STATED PROBLEM. Could you print all the entries exactly?

:::::

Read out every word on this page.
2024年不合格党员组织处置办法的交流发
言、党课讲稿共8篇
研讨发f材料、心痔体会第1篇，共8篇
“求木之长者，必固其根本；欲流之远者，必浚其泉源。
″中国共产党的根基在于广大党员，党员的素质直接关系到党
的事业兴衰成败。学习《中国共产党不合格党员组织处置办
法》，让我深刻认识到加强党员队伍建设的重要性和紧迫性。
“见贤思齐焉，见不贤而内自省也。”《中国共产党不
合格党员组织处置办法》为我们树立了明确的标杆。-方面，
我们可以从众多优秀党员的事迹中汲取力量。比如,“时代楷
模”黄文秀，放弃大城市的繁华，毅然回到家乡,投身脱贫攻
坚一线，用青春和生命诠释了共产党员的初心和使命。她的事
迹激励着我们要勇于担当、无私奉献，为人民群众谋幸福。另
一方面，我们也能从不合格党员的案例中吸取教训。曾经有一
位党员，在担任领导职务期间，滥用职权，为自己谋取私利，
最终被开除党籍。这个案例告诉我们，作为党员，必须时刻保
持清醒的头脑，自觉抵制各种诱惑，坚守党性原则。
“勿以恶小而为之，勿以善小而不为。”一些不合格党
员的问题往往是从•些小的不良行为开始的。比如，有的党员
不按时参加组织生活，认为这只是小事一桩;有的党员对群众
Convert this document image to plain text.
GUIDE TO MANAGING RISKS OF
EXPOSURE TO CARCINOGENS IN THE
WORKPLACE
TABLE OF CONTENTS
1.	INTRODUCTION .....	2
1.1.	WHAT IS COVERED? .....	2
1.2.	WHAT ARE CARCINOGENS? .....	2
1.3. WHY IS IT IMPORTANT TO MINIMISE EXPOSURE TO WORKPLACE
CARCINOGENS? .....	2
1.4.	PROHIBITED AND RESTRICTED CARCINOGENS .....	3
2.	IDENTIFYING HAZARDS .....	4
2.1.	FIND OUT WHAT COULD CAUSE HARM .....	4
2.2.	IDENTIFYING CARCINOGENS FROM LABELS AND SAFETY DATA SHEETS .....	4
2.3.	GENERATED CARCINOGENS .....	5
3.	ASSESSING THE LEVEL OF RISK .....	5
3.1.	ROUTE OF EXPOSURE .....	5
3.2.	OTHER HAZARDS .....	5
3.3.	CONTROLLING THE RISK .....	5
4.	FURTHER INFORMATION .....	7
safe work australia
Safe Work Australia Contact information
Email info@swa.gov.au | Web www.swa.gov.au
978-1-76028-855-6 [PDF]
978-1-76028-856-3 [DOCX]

:::::

WORKED SOLUTION.
Read out every word on this page.
2024年不合格党员组织处置办法的交流发
言、党课讲稿共8篇
研讨发f材料、心痔体会第1篇，共8篇
“求木之长者，必固其根本；欲流之远者，必浚其泉源。
″中国共产党的根基在于广大党员，党员的素质直接关系到党
的事业兴衰成败。学习《中国共产党不合格党员组织处置办
法》，让我深刻认识到加强党员队伍建设的重要性和紧迫性。
“见贤思齐焉，见不贤而内自省也。”《中国共产党不
合格党员组织处置办法》为我们树立了明确的标杆。-方面，
我们可以从众多优秀党员的事迹中汲取力量。比如,“时代楷
模”黄文秀，放弃大城市的繁华，毅然回到家乡,投身脱贫攻
坚一线，用青春和生命诠释了共产党员的初心和使命。她的事
迹激励着我们要勇于担当、无私奉献，为人民群众谋幸福。另
一方面，我们也能从不合格党员的案例中吸取教训。曾经有一
位党员，在担任领导职务期间，滥用职权，为自己谋取私利，
最终被开除党籍。这个案例告诉我们，作为党员，必须时刻保
持清醒的头脑，自觉抵制各种诱惑，坚守党性原则。
“勿以恶小而为之，勿以善小而不为。”一些不合格党
员的问题往往是从•些小的不良行为开始的。比如，有的党员
不按时参加组织生活，认为这只是小事一桩;有的党员对群众
Convert this document image to plain text.
GUIDE TO MANAGING RISKS OF
EXPOSURE TO CARCINOGENS IN THE
WORKPLACE
TABLE OF CONTENTS
1.	INTRODUCTION .....	2
1.1.	WHAT IS COVERED? .....	2
1.2.	WHAT ARE CARCINOGENS? .....	2
1.3. WHY IS IT IMPORTANT TO MINIMISE EXPOSURE TO WORKPLACE
CARCINOGENS? .....	2
1.4.	PROHIBITED AND RESTRICTED CARCINOGENS .....	3
2.	IDENTIFYING HAZARDS .....	4
2.1.	FIND OUT WHAT COULD CAUSE HARM .....	4
2.2.	IDENTIFYING CARCINOGENS FROM LABELS AND SAFETY DATA SHEETS .....	4
2.3.	GENERATED CARCINOGENS .....	5
3.	ASSESSING THE LEVEL OF RISK .....	5
3.1.	ROUTE OF EXPOSURE .....	5
3.2.	OTHER HAZARDS .....	5
3.3.	CONTROLLING THE RISK .....	5
4.	FURTHER INFORMATION .....	7
safe work australia
Safe Work Australia Contact information
Email info@swa.gov.au | Web www.swa.gov.au
978-1-76028-855-6 [PDF]
978-1-76028-856-3 [DOCX]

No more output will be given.